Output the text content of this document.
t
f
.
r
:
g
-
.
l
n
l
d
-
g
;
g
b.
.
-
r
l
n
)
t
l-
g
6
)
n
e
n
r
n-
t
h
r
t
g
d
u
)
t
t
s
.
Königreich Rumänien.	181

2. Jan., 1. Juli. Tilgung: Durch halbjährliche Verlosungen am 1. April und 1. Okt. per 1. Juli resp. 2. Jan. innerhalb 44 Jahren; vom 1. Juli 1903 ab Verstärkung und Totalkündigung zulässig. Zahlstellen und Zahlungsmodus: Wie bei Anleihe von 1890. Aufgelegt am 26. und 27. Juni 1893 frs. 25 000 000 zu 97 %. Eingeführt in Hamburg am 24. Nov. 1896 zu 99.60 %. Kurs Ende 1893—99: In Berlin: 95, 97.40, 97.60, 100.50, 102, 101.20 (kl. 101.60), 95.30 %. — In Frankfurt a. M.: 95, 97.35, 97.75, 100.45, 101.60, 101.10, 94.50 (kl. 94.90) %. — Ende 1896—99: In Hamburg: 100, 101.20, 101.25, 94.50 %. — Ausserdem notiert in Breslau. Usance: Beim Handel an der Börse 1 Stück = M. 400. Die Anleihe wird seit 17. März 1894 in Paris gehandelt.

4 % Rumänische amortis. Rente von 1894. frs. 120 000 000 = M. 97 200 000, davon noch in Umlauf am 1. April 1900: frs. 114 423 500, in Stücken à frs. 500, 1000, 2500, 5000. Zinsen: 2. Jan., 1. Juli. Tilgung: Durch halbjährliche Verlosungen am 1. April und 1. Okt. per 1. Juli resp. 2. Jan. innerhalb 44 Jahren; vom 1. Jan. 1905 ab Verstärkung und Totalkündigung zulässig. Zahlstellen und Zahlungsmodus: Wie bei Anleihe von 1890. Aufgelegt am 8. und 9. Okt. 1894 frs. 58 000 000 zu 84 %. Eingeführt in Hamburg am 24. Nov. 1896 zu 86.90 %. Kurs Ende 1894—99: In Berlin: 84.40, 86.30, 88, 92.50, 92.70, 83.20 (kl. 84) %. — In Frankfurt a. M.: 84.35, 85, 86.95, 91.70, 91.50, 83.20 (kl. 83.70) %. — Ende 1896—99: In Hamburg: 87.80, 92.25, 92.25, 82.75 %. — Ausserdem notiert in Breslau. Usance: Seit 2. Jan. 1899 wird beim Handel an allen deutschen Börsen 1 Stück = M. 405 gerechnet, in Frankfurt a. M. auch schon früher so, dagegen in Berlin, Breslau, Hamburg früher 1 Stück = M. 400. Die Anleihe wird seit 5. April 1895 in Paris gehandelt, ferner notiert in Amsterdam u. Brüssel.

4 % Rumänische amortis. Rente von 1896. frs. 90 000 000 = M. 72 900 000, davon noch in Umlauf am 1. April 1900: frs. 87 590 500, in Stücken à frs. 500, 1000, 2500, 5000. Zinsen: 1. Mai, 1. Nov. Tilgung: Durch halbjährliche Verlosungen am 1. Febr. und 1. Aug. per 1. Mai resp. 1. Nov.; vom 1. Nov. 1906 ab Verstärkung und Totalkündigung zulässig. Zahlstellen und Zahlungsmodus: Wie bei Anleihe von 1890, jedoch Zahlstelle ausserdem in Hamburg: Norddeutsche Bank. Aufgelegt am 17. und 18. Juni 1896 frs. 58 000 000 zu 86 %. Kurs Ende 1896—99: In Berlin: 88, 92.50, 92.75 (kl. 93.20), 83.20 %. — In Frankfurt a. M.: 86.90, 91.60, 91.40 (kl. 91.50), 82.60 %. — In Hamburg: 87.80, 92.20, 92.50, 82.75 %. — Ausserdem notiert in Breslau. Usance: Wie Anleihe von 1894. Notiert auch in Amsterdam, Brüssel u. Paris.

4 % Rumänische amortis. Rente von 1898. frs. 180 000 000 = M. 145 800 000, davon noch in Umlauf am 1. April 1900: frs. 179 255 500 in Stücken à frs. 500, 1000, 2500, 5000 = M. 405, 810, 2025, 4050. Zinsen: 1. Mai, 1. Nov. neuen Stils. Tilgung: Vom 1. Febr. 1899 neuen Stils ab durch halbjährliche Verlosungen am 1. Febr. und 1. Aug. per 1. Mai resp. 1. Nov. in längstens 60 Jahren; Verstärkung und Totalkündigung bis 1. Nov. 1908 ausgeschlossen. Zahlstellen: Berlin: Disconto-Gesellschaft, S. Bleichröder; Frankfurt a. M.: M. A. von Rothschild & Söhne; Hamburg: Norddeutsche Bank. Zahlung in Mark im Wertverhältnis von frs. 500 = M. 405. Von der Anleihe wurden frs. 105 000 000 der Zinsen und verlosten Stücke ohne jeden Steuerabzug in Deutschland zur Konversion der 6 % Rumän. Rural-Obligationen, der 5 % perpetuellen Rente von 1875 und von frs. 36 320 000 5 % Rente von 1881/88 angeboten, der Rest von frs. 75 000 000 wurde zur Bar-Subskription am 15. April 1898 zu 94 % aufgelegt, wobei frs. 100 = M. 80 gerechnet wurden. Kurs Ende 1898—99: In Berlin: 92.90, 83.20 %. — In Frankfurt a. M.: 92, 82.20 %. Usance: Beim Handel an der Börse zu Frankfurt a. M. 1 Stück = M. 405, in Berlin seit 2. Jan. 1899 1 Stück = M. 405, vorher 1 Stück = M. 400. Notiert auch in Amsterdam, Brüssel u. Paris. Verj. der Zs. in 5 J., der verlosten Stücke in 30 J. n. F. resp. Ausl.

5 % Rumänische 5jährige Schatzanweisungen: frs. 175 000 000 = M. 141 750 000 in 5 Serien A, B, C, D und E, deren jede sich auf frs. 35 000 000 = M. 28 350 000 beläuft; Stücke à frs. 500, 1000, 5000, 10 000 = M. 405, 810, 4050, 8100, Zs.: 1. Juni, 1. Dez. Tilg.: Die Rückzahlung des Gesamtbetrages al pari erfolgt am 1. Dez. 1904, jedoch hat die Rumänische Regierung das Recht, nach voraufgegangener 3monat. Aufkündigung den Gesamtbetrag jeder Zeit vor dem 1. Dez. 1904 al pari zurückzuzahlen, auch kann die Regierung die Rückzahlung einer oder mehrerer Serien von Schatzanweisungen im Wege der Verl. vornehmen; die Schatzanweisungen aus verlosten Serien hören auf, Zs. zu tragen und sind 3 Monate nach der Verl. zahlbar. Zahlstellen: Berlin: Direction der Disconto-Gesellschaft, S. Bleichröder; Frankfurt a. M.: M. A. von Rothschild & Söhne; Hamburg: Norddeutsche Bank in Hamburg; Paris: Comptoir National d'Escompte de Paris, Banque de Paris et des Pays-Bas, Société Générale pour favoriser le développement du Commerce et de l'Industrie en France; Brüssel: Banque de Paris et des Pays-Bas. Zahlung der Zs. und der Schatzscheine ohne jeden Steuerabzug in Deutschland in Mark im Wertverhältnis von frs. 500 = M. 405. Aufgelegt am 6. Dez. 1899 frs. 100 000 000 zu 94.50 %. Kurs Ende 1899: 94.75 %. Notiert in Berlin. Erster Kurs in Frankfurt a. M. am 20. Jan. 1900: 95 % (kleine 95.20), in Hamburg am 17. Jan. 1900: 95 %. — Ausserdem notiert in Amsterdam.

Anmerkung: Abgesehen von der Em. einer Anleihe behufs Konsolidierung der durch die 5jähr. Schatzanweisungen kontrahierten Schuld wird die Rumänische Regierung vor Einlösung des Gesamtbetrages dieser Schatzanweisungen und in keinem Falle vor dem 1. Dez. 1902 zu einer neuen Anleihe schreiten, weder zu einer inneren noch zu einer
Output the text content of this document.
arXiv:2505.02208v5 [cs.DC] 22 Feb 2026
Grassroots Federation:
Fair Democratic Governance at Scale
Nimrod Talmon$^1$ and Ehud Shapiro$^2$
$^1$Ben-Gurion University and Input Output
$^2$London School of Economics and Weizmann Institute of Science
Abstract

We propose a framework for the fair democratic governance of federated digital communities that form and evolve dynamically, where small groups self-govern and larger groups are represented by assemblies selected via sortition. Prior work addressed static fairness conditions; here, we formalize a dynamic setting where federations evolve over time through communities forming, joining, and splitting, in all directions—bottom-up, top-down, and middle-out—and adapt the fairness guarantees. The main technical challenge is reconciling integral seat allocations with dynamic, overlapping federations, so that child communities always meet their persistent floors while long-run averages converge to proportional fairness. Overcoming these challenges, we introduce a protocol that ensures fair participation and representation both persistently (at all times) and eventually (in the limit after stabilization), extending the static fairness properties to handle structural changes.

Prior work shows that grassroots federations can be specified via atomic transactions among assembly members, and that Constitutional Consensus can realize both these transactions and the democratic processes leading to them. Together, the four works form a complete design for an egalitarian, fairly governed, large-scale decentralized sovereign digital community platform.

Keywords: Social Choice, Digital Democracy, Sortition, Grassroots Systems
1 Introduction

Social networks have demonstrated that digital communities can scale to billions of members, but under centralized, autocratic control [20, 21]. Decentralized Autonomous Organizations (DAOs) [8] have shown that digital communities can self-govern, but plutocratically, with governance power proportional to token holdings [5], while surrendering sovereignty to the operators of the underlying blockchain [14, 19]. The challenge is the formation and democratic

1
+--
■ Do this
Scan the listing above and copy all lines containing the word "members".

■ Result for this exercise
Prior work shows that grassroots federations can be specified via atomic transactions among assembly members, and that Constitutional Consensus can realize both these transactions and the democratic processes leading to them. Together, the four works form a complete design for an egalitarian, fairly governed, large-scale decentralized sovereign digital community platform.
Social networks have demonstrated that digital communities can scale to billions of members, but under centralized, autocratic control [20, 21]. Decentralized Autonomous Organizations (DAOs) [8] have shown that digital communities can self-govern, but plutocratically, with governance power proportional to token holdings [5], while surrendering sovereignty to the operators of the underlying blockchain [14, 19]. The challenge is the formation and democratic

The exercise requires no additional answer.